● **GOAL OF THE EXERCISE**
Extract every line starting at the line that contains "Parse this screenshot: output" and ending with the final line of the data, inclusive; give only those lines, word for word.

● **SOURCE DATA**
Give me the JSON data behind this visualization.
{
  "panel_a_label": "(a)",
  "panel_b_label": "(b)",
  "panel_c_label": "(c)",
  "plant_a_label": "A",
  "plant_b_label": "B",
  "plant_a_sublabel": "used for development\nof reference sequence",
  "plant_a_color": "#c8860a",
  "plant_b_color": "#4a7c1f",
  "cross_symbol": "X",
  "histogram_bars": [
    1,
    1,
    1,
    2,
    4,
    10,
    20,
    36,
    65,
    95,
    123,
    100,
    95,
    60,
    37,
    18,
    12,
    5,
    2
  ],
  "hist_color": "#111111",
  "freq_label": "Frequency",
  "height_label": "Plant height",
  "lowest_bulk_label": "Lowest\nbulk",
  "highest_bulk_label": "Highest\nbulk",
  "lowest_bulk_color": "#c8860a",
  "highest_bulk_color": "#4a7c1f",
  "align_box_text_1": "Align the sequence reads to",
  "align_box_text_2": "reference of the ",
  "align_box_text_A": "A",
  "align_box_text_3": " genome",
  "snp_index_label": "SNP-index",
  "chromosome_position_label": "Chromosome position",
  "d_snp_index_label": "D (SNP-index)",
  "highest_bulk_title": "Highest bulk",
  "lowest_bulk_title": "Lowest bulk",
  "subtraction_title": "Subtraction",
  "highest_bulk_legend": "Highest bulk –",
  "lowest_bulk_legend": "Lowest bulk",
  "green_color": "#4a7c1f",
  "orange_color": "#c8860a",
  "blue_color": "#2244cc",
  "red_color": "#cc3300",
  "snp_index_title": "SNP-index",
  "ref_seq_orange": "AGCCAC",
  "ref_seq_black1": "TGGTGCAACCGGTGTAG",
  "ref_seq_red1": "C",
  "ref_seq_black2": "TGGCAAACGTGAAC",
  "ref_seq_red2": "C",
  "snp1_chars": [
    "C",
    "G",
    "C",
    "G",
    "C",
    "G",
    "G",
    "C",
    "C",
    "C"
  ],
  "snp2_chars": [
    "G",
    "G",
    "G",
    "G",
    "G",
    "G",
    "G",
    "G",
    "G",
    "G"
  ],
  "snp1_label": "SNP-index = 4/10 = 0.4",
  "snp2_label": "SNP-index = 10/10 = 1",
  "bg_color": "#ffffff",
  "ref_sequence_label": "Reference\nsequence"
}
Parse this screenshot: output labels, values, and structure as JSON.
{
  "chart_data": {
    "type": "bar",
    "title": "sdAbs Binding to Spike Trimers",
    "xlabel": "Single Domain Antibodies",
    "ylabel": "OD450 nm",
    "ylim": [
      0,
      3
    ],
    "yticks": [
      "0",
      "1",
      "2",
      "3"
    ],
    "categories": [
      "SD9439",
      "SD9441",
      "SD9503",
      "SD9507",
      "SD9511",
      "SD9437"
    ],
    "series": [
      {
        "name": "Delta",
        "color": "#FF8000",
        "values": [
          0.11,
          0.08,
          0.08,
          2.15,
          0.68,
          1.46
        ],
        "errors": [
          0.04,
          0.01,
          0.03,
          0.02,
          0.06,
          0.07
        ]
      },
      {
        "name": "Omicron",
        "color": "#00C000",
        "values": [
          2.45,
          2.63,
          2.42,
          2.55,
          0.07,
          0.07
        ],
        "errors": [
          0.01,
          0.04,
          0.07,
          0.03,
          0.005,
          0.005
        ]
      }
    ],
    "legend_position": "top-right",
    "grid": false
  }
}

● **ANSWER SECTION**
Parse this screenshot: output labels, values, and structure as JSON.
{
  "chart_data": {
    "type": "bar",
    "title": "sdAbs Binding to Spike Trimers",
    "xlabel": "Single Domain Antibodies",
    "ylabel": "OD450 nm",
    "ylim": [
      0,
      3
    ],
    "yticks": [
      "0",
      "1",
      "2",
      "3"
    ],
    "categories": [
      "SD9439",
      "SD9441",
      "SD9503",
      "SD9507",
      "SD9511",
      "SD9437"
    ],
    "series": [
      {
        "name": "Delta",
        "color": "#FF8000",
        "values": [
          0.11,
          0.08,
          0.08,
          2.15,
          0.68,
          1.46
        ],
        "errors": [
          0.04,
          0.01,
          0.03,
          0.02,
          0.06,
          0.07
        ]
      },
      {
        "name": "Omicron",
        "color": "#00C000",
        "values": [
          2.45,
          2.63,
          2.42,
          2.55,
          0.07,
          0.07
        ],
        "errors": [
          0.01,
          0.04,
          0.07,
          0.03,
          0.005,
          0.005
        ]
      }
    ],
    "legend_position": "top-right",
    "grid": false
  }
}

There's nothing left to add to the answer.